■ TASK BRIEF ■
Your task is to copy each line that has the word "range".

■ SOURCE MATERIAL ■
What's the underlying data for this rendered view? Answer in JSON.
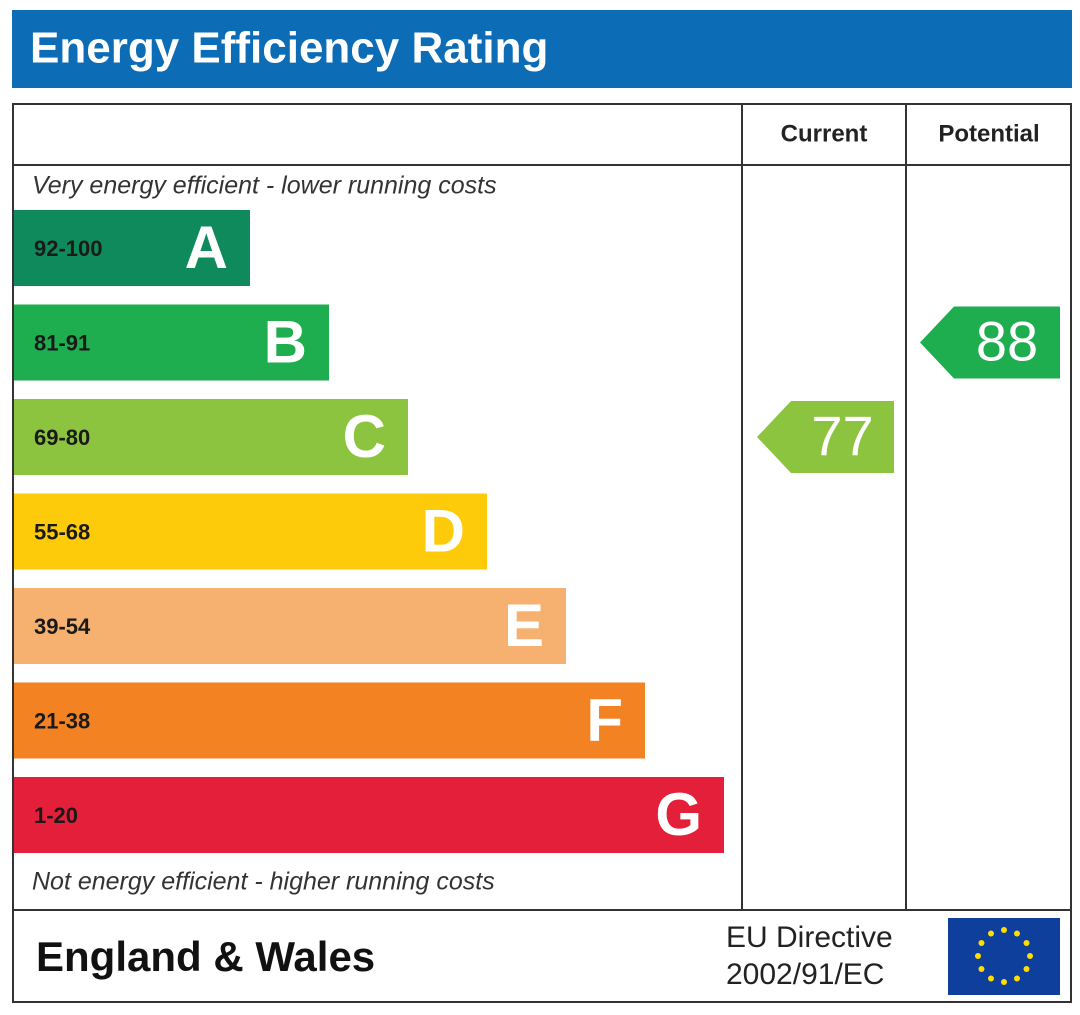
{
  "header": {
    "title": "Energy Efficiency Rating"
  },
  "columns": {
    "current": "Current",
    "potential": "Potential"
  },
  "top_note": "Very energy efficient - lower running costs",
  "bands": [
    {
      "range": "92-100",
      "letter": "A",
      "color": "#0e8a5c"
    },
    {
      "range": "81-91",
      "letter": "B",
      "color": "#1fae4f"
    },
    {
      "range": "69-80",
      "letter": "C",
      "color": "#8cc43f"
    },
    {
      "range": "55-68",
      "letter": "D",
      "color": "#fecb0a"
    },
    {
      "range": "39-54",
      "letter": "E",
      "color": "#f6b06f"
    },
    {
      "range": "21-38",
      "letter": "F",
      "color": "#f38223"
    },
    {
      "range": "1-20",
      "letter": "G",
      "color": "#e41f3a"
    }
  ],
  "bottom_note": "Not energy efficient - higher running costs",
  "current": {
    "value": 77
  },
  "potential": {
    "value": 88
  },
  "footer": {
    "region": "England & Wales",
    "directive": [
      "EU Directive",
      "2002/91/EC"
    ]
  }
}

■ WRITTEN SOLUTION ■
      "range": "92-100",
      "range": "81-91",
      "range": "69-80",
      "range": "55-68",
      "range": "39-54",
      "range": "21-38",
      "range": "1-20",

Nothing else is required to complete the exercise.